## [Your objective]
Copy out, from the entries below, each line holding the string "JSON".
[Start]
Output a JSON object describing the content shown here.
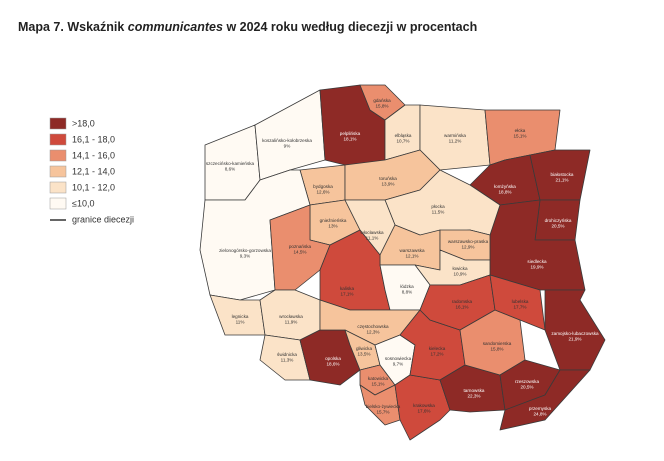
{
  "title": {
    "before": "Mapa 7. Wskaźnik",
    "italic": "communicantes",
    "after": "w 2024 roku według diecezji w procentach"
  },
  "legend": {
    "classes": [
      {
        "label": ">18,0",
        "min": 18.0,
        "color": "#8e2a26"
      },
      {
        "label": "16,1 - 18,0",
        "min": 16.1,
        "max": 18.0,
        "color": "#cf4a3c"
      },
      {
        "label": "14,1 - 16,0",
        "min": 14.1,
        "max": 16.0,
        "color": "#ea8e6e"
      },
      {
        "label": "12,1 - 14,0",
        "min": 12.1,
        "max": 14.0,
        "color": "#f6c49c"
      },
      {
        "label": "10,1 - 12,0",
        "min": 10.1,
        "max": 12.0,
        "color": "#fbe3c8"
      },
      {
        "label": "≤10,0",
        "max": 10.0,
        "color": "#fffaf3"
      }
    ],
    "boundary_label": "granice diecezji"
  },
  "regions": [
    {
      "name": "szczecińsko-kamieńska",
      "value": 8.6,
      "value_label": "8,6%"
    },
    {
      "name": "koszalińsko-kołobrzeska",
      "value": 9,
      "value_label": "9%"
    },
    {
      "name": "pelplińska",
      "value": 18.1,
      "value_label": "18,1%"
    },
    {
      "name": "gdańska",
      "value": 15.8,
      "value_label": "15,8%"
    },
    {
      "name": "elbląska",
      "value": 10.7,
      "value_label": "10,7%"
    },
    {
      "name": "warmińska",
      "value": 11.2,
      "value_label": "11,2%"
    },
    {
      "name": "ełcka",
      "value": 15.1,
      "value_label": "15,1%"
    },
    {
      "name": "łomżyńska",
      "value": 18.8,
      "value_label": "18,8%"
    },
    {
      "name": "białostocka",
      "value": 21.1,
      "value_label": "21,1%"
    },
    {
      "name": "drohiczyńska",
      "value": 20.5,
      "value_label": "20,5%"
    },
    {
      "name": "siedlecka",
      "value": 19.9,
      "value_label": "19,9%"
    },
    {
      "name": "bydgoska",
      "value": 12.6,
      "value_label": "12,6%"
    },
    {
      "name": "toruńska",
      "value": 13.9,
      "value_label": "13,9%"
    },
    {
      "name": "płocka",
      "value": 11.5,
      "value_label": "11,5%"
    },
    {
      "name": "gnieźnieńska",
      "value": 13,
      "value_label": "13%"
    },
    {
      "name": "włocławska",
      "value": 11.1,
      "value_label": "11,1%"
    },
    {
      "name": "warszawska",
      "value": 12.1,
      "value_label": "12,1%"
    },
    {
      "name": "warszawsko-praska",
      "value": 12.9,
      "value_label": "12,9%"
    },
    {
      "name": "łowicka",
      "value": 10.9,
      "value_label": "10,9%"
    },
    {
      "name": "zielonogórsko-gorzowska",
      "value": 9.3,
      "value_label": "9,3%"
    },
    {
      "name": "poznańska",
      "value": 14.5,
      "value_label": "14,5%"
    },
    {
      "name": "kaliska",
      "value": 17.1,
      "value_label": "17,1%"
    },
    {
      "name": "łódzka",
      "value": 8.8,
      "value_label": "8,8%"
    },
    {
      "name": "legnicka",
      "value": 11,
      "value_label": "11%"
    },
    {
      "name": "wrocławska",
      "value": 11.9,
      "value_label": "11,9%"
    },
    {
      "name": "świdnicka",
      "value": 11.3,
      "value_label": "11,3%"
    },
    {
      "name": "opolska",
      "value": 18.6,
      "value_label": "18,6%"
    },
    {
      "name": "częstochowska",
      "value": 12.3,
      "value_label": "12,3%"
    },
    {
      "name": "gliwicka",
      "value": 13.5,
      "value_label": "13,5%"
    },
    {
      "name": "katowicka",
      "value": 15.1,
      "value_label": "15,1%"
    },
    {
      "name": "sosnowiecka",
      "value": 9.7,
      "value_label": "9,7%"
    },
    {
      "name": "bielsko-żywiecka",
      "value": 15.7,
      "value_label": "15,7%"
    },
    {
      "name": "krakowska",
      "value": 17.6,
      "value_label": "17,6%"
    },
    {
      "name": "kielecka",
      "value": 17.2,
      "value_label": "17,2%"
    },
    {
      "name": "radomska",
      "value": 16.1,
      "value_label": "16,1%"
    },
    {
      "name": "tarnowska",
      "value": 22.3,
      "value_label": "22,3%"
    },
    {
      "name": "sandomierska",
      "value": 15.8,
      "value_label": "15,8%"
    },
    {
      "name": "lubelska",
      "value": 17.7,
      "value_label": "17,7%"
    },
    {
      "name": "zamojsko-lubaczowska",
      "value": 21.9,
      "value_label": "21,9%"
    },
    {
      "name": "rzeszowska",
      "value": 20.5,
      "value_label": "20,5%"
    },
    {
      "name": "przemyska",
      "value": 24.8,
      "value_label": "24,8%"
    }
  ]
}
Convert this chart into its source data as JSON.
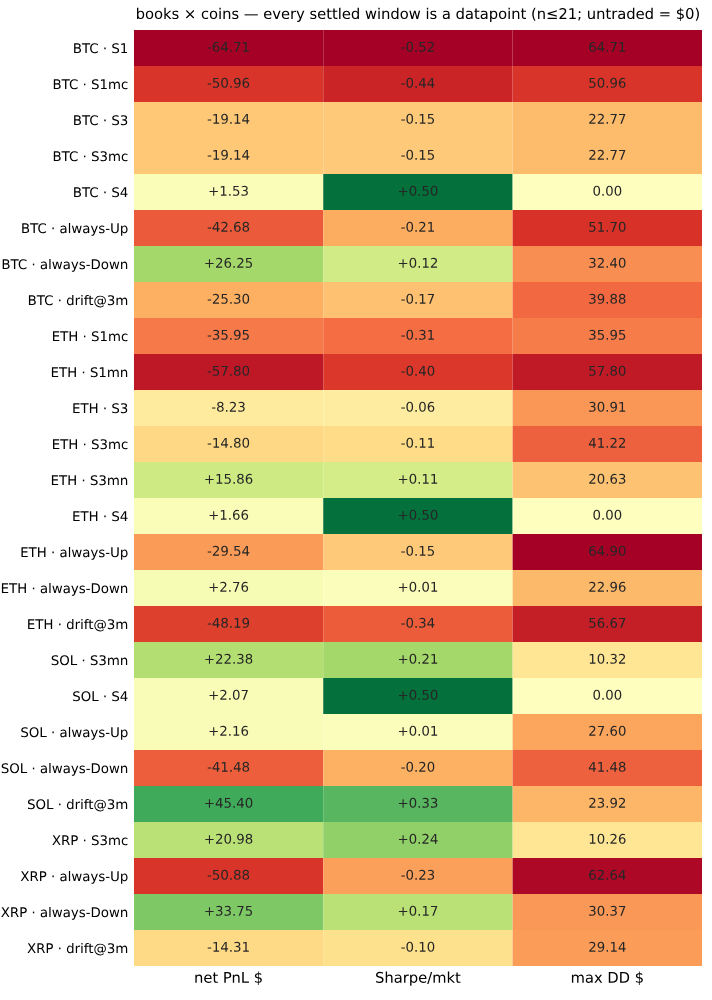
{
  "chart_data": {
    "type": "heatmap",
    "title": "books × coins — every settled window is a datapoint (n≤21; untraded = $0)",
    "categories": [
      "net PnL $",
      "Sharpe/mkt",
      "max DD $"
    ],
    "y_categories": [
      "BTC · S1",
      "BTC · S1mc",
      "BTC · S3",
      "BTC · S3mc",
      "BTC · S4",
      "BTC · always-Up",
      "BTC · always-Down",
      "BTC · drift@3m",
      "ETH · S1mc",
      "ETH · S1mn",
      "ETH · S3",
      "ETH · S3mc",
      "ETH · S3mn",
      "ETH · S4",
      "ETH · always-Up",
      "ETH · always-Down",
      "ETH · drift@3m",
      "SOL · S3mn",
      "SOL · S4",
      "SOL · always-Up",
      "SOL · always-Down",
      "SOL · drift@3m",
      "XRP · S3mc",
      "XRP · always-Up",
      "XRP · always-Down",
      "XRP · drift@3m"
    ],
    "cells": [
      [
        -64.71,
        -0.52,
        64.71
      ],
      [
        -50.96,
        -0.44,
        50.96
      ],
      [
        -19.14,
        -0.15,
        22.77
      ],
      [
        -19.14,
        -0.15,
        22.77
      ],
      [
        1.53,
        0.5,
        0.0
      ],
      [
        -42.68,
        -0.21,
        51.7
      ],
      [
        26.25,
        0.12,
        32.4
      ],
      [
        -25.3,
        -0.17,
        39.88
      ],
      [
        -35.95,
        -0.31,
        35.95
      ],
      [
        -57.8,
        -0.4,
        57.8
      ],
      [
        -8.23,
        -0.06,
        30.91
      ],
      [
        -14.8,
        -0.11,
        41.22
      ],
      [
        15.86,
        0.11,
        20.63
      ],
      [
        1.66,
        0.5,
        0.0
      ],
      [
        -29.54,
        -0.15,
        64.9
      ],
      [
        2.76,
        0.01,
        22.96
      ],
      [
        -48.19,
        -0.34,
        56.67
      ],
      [
        22.38,
        0.21,
        10.32
      ],
      [
        2.07,
        0.5,
        0.0
      ],
      [
        2.16,
        0.01,
        27.6
      ],
      [
        -41.48,
        -0.2,
        41.48
      ],
      [
        45.4,
        0.33,
        23.92
      ],
      [
        20.98,
        0.24,
        10.26
      ],
      [
        -50.88,
        -0.23,
        62.64
      ],
      [
        33.75,
        0.17,
        30.37
      ],
      [
        -14.31,
        -0.1,
        29.14
      ]
    ],
    "cell_labels": [
      [
        "-64.71",
        "-0.52",
        "64.71"
      ],
      [
        "-50.96",
        "-0.44",
        "50.96"
      ],
      [
        "-19.14",
        "-0.15",
        "22.77"
      ],
      [
        "-19.14",
        "-0.15",
        "22.77"
      ],
      [
        "+1.53",
        "+0.50",
        "0.00"
      ],
      [
        "-42.68",
        "-0.21",
        "51.70"
      ],
      [
        "+26.25",
        "+0.12",
        "32.40"
      ],
      [
        "-25.30",
        "-0.17",
        "39.88"
      ],
      [
        "-35.95",
        "-0.31",
        "35.95"
      ],
      [
        "-57.80",
        "-0.40",
        "57.80"
      ],
      [
        "-8.23",
        "-0.06",
        "30.91"
      ],
      [
        "-14.80",
        "-0.11",
        "41.22"
      ],
      [
        "+15.86",
        "+0.11",
        "20.63"
      ],
      [
        "+1.66",
        "+0.50",
        "0.00"
      ],
      [
        "-29.54",
        "-0.15",
        "64.90"
      ],
      [
        "+2.76",
        "+0.01",
        "22.96"
      ],
      [
        "-48.19",
        "-0.34",
        "56.67"
      ],
      [
        "+22.38",
        "+0.21",
        "10.32"
      ],
      [
        "+2.07",
        "+0.50",
        "0.00"
      ],
      [
        "+2.16",
        "+0.01",
        "27.60"
      ],
      [
        "-41.48",
        "-0.20",
        "41.48"
      ],
      [
        "+45.40",
        "+0.33",
        "23.92"
      ],
      [
        "+20.98",
        "+0.24",
        "10.26"
      ],
      [
        "-50.88",
        "-0.23",
        "62.64"
      ],
      [
        "+33.75",
        "+0.17",
        "30.37"
      ],
      [
        "-14.31",
        "-0.10",
        "29.14"
      ]
    ]
  }
}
[End]
## [Solution to the exercise]
Output a JSON object describing the content shown here.
Convert this chart into its source data as JSON.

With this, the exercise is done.